What Should a Company Profile Include? A Complete Guide for Businesses in Bangladesh
If you have ever sat down to create a company profile and stared at a blank page not knowing where to start, you are not alone. It is one of the most common challenges business owners face in Bangladesh — and one that Design Hive has helped hundreds of companies solve.
A company profile is often the first document a buyer, investor, or corporate partner reads about your business. It shapes their first impression, informs their decision to engage with you, and signals whether you are a professional, credible organization worth doing business with.

The problem is that many businesses in Bangladesh either include too little — resulting in a thin document that fails to impress — or too much — creating a cluttered profile that no one reads carefully. Getting the content balance right is both an art and a strategic discipline.
This guide covers every section that should be in a professional company profile, with specific guidance on why each section matters and what to include — tailored to the Bangladesh business context.
What Is a Company Profile and Why Does It Matter?

****

§ **Instructions**:
(1) Using the guide on company profiles, decide whether each statement agrees with it. Answer yes or no for each and quote the words that decide it.
(a) A company profile is often the first document a buyer, investor, or corporate partner reads about a business.
(b) The guide says most businesses in Bangladesh make their profiles too long.
(c) Design Hive has helped hundreds of companies with the challenge of creating a company profile.
(2) Extend the guide on company profiles, starting right after its final line, the heading "What Is a Company Profile and Why Does It Matter?"
The rows that follow come from a separate source, not from the guide on company profiles.

Entries drawn from a collection
****

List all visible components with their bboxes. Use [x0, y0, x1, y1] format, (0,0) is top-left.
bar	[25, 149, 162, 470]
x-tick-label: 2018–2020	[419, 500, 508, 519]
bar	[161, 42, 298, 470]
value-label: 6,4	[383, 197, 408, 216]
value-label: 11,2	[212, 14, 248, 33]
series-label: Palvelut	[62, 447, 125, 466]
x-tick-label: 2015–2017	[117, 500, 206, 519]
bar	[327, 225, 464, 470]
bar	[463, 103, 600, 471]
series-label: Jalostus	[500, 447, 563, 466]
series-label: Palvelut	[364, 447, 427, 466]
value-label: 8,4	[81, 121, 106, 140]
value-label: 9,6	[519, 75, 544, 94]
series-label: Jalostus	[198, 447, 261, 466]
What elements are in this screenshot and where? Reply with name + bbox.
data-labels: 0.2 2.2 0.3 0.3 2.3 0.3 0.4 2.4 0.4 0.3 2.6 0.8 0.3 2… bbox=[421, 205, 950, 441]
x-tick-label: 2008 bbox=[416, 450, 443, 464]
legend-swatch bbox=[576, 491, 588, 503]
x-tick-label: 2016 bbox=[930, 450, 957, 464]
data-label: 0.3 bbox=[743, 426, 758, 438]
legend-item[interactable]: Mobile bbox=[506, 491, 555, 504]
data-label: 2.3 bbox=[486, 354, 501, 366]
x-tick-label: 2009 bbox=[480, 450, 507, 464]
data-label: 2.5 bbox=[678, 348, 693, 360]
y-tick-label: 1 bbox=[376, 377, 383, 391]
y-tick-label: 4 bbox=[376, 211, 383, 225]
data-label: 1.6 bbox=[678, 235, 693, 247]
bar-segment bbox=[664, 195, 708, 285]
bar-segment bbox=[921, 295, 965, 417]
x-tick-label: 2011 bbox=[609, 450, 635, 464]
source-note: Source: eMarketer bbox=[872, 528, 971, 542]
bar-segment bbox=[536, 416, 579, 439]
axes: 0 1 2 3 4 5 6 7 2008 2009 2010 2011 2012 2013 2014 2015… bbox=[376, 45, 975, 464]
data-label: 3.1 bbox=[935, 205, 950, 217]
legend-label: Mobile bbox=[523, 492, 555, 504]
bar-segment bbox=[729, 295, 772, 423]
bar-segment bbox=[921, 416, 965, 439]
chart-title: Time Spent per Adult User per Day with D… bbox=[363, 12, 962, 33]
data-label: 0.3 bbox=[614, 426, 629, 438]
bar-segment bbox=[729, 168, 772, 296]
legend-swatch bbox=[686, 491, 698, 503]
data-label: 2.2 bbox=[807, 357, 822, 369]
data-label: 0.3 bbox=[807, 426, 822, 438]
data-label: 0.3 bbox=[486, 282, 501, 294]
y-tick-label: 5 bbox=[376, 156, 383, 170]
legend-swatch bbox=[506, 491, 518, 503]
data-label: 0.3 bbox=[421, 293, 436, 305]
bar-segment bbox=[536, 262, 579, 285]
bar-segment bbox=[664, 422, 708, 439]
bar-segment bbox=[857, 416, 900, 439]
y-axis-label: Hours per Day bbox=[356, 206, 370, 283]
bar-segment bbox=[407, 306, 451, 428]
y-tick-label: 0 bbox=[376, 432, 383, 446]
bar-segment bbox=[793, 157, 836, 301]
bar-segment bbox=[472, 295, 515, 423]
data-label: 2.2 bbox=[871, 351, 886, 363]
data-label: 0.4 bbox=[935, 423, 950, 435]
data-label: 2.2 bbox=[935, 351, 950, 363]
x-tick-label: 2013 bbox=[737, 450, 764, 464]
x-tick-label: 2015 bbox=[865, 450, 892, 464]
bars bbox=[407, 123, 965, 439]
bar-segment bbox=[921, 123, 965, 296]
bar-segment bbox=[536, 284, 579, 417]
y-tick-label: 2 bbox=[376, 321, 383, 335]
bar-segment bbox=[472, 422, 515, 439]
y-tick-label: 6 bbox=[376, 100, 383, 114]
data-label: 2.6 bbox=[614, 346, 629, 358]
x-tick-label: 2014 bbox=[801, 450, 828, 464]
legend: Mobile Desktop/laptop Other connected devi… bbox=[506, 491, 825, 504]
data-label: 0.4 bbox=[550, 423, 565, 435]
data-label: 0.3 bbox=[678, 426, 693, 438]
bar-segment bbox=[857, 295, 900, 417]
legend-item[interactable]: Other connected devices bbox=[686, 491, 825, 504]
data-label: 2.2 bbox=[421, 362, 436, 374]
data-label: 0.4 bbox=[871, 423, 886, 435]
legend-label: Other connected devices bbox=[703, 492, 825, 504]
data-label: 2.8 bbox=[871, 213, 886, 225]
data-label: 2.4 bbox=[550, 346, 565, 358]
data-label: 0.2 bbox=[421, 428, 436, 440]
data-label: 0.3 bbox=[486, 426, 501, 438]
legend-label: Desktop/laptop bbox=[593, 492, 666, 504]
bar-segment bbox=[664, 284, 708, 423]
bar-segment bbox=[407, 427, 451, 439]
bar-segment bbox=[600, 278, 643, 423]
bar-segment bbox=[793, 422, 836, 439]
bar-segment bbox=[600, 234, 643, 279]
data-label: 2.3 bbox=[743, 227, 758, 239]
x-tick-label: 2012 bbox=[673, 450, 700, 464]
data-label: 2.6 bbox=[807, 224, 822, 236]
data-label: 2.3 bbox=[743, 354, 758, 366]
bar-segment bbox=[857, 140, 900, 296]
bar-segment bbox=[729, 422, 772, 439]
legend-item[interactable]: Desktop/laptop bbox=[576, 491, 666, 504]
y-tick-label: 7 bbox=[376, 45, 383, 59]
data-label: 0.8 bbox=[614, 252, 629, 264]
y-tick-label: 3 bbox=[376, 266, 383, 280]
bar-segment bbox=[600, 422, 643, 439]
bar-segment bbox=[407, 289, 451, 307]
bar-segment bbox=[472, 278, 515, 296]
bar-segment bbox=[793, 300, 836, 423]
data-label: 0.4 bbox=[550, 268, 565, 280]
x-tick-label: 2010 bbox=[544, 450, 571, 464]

****

§ **Outputs by task**:
(1)
(a) Yes: "A company profile is often the first document a buyer, investor, or corporate partner reads about your business."
(b) No: "many businesses in Bangladesh either include too little — resulting in a thin document that fails to impress — or too much"
(c) Yes: "one that Design Hive has helped hundreds of companies solve"

(2)
A company profile is a professional corporate document that presents your business identity, history, services, capabilities, achievements, and contact information in a structured, visually designed format.
Unlike a website — which visitors skim and navigate non-linearly — a company profile is a curated, linear presentation of your business. It is typically distributed in print at meetings, trade fairs, and buyer visits, and shared digitally via email and WhatsApp.
In Bangladesh’s highly competitive business landscape, particularly in export-oriented industries like garments, engineering, and logistics, a professional company profile is not optional — it is a fundamental business requirement. International buyers, corporate clients, and institutional donors routinely request a company profile before agreeing to a meeting, a partnership, or a contract.
The 14 Essential Sections of a Professional Company Profile
1. Cover Page
The cover page is the first thing anyone sees. It should include your company name, logo, tagline (if you have one), and a strong visual that represents your brand identity. The design must immediately communicate professionalism and quality — because readers make a judgment about your company within the first three seconds of seeing the cover.

What to include: Company name, logo, tagline or brand statement, high-quality background visual or brand imagery, and the year of the document.
Common mistake: Using a low-resolution logo, a cluttered cover, or no visual identity at all. The cover sets the tone for everything that follows.
2. Company Overview / Introduction
This is your opening statement — a concise, compelling introduction to who you are, what you do, where you are based, and who you serve. Think of it as your elevator pitch in written form.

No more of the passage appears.